Extrait à lire —

Gary, ancien employé de l'usine à charbon de Conesville (Ohio), le 21 octobre 2020. (ROBIN PRUDENT / FRANCEINFO)

Perte sèche pour le village

Tout le comté semble aujourd'hui avoir perdu son énergie. "Vous avez vu ? La rue principale de Coshocton est à moitié déserte maintenant, de nombreux commerces ont fermé", fait remarquer Tyler, 66 ans, dont... 66 passées ici. C'est encore pire dans le petit village de Conesville. "On a vu la différence jusqu’au bureau de poste, explique Don, derrière le comptoir de l'US Mail. Ici, tous les ouvriers avaient leur boîte aux lettres pour régler leurs factures en sortant de l’usine. On était ouvert huit heures par jour, maintenant ce n’est plus que quatre." "Avec la fermeture de l’usine, on va devenir un village fantôme", affirme-t-il.

Don, postier de Conesville (Ohio), le 21 octobre 2020. (ROBIN PRUDENT / FRANCEINFO)

L'usine finançait de nombreuses infrastructures, jusqu'à une table de pique-nique ou une aire de jeux pour enfants. Dès lors, Marge Donley s'inquiète pour l'avenir d'autres établissements. "La fermeture de l'usine, c’est plus de 2 millions de dollars par an qui partent en fumée pour l'école" du district, explique notamment la maire. 

"Son mari est mort d'un cancer"

Les généreux dons du groupe énergétique lui assurent encore aujourd'hui une réputation presque sans faille. Rares sont les voix discordantes face au discours pro-charbon. "Je pêche dans la rivière qui passe juste en dessous de l’usine, et je n’ai rien eu de bizarre qui me pousse sur les bras", sourit Tyler, 27 ans, en jogging et santiags, avec sa fille de 3 ans dans les bras.

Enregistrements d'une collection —
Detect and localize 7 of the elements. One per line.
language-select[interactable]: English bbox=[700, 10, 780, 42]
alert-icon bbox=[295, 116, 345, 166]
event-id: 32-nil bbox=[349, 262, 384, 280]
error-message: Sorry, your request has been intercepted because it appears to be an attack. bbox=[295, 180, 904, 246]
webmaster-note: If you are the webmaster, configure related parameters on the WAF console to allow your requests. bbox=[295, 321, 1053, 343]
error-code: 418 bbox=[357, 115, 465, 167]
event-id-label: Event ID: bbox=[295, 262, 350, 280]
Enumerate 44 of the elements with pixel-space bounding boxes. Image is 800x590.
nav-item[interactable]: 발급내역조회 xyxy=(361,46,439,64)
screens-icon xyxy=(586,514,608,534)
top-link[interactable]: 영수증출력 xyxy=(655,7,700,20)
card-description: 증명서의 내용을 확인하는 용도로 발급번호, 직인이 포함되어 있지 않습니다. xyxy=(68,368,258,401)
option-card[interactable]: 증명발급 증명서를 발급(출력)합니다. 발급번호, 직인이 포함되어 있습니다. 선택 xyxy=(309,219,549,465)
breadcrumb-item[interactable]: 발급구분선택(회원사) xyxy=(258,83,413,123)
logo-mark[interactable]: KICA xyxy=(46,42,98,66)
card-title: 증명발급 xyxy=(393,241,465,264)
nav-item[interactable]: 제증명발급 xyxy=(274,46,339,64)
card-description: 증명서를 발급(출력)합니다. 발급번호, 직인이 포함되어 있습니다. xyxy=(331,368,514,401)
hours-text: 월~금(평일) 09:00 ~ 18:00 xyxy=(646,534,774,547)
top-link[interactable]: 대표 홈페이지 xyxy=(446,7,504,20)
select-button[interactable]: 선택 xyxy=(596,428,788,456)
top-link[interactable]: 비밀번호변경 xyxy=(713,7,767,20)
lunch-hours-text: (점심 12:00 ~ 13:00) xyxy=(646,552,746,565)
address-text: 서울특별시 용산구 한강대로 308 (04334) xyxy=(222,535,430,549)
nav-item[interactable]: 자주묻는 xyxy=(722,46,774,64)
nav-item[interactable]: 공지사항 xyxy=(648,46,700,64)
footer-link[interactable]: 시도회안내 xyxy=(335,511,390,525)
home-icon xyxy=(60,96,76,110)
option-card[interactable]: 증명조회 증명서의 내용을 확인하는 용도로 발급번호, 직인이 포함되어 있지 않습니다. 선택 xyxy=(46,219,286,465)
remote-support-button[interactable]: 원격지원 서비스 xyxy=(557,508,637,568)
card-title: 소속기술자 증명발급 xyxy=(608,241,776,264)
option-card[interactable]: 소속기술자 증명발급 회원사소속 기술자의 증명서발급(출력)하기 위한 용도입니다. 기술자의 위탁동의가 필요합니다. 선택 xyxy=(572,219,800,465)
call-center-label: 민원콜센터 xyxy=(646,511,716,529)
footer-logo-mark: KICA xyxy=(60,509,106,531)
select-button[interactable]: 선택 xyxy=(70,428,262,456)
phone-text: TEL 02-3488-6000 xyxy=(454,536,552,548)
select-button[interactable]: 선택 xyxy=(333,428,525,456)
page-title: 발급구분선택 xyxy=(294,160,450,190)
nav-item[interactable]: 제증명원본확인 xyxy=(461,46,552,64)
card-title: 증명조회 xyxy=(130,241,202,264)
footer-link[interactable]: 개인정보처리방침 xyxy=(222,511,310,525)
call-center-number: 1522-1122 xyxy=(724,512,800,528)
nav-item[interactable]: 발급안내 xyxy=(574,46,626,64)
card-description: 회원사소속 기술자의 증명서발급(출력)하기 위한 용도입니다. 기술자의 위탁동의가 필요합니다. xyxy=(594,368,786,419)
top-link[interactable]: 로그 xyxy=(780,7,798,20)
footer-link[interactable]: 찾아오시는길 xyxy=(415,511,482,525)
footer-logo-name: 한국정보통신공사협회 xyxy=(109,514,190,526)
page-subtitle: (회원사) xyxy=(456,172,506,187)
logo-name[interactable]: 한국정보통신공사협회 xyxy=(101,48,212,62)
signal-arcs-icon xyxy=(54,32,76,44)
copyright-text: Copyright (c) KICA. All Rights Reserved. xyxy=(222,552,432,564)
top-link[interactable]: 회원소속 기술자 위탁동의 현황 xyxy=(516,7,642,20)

Liste des activités —
#1 Selon l'extrait sur la fermeture de l'usine à charbon de Conesville, combien d'heures par jour le bureau de poste ouvre-t-il désormais ?
#2 Prolongez l'extrait sur la fermeture de l'usine à charbon de Conesville à partir de sa dernière phrase.
Les enregistrements ne servent à rien ici.

Corrigé des exercices —
#1 Il n'ouvre plus que quatre heures par jour.

#2
Tyler et sa fille, à Conesville (Ohio), le 19 octobre 2020. (ROBIN PRUDENT / FRANCEINFO)

Toutefois, en creusant un peu, certaines langues se délient. Assis sur son rocking-chair, Jerry désigne du doigt les habitations de ses voisins, de l’autre côté de la rue : "Dans cette maison, son mari est mort d’un cancer. Dans celle-ci aussi, lance-t-il d'un ton grave. Le problème, c’est qu’on ne sait pas si c’est vraiment lié à l’usine ou pas."

Pour autant, des conséquences non négligeables sur l'environnement et la santé  ont été démontrées. Ainsi, plus de 42% des émissions de mercure des Etats-Unis proviennent des usines à charbon, selon un groupe américain indépendant de scientifiques (article en anglais). "Quand les usines brûlent du charbon, elles rejettent de petites particules composées d’un mélange de métaux, de produits chimiques et de gouttelettes d’acide dans l’air. Les plus petites particules (...) sont facilement inhalées par les humains, et peuvent se loger dans les poumons et passer jusque dans le sang", rappelle Sierra Club.

"Trump a essayé de faire quelque chose"

Face à ces risques, la colère commence à gronder. "La population demande des actions contre la pollution de l'air. A cela s'ajoute le fait que les énergies renouvelables deviennent moins chères. Le charbon subit donc une pression économique et publique très forte", explique Mary Anne Hitt, directrice nationale de campagne de l'association écologique. Ce n'est prêt de s'arrêter. Quelque 70 autres usines à charbon ont déjà annoncé leur intention de fermer durant la prochaine décennie.

Dans ce contexte, le volontarisme affiché par Donald Trump a été bien insuffisant. "On a vu son administration essayer de renflouer certaines usines, de déréguler les normes environnementales, mais cela a échoué au final", explique Neil Waggoner. De quoi faire perdre des électeurs au président républicain dans l'Ohio ? Pas si sûr.

Une pancarte en faveur de Donald Trump à Conesville (Ohio), le 20 octobre 2020. (ROBIN PRUDENT / FRANCEINFO)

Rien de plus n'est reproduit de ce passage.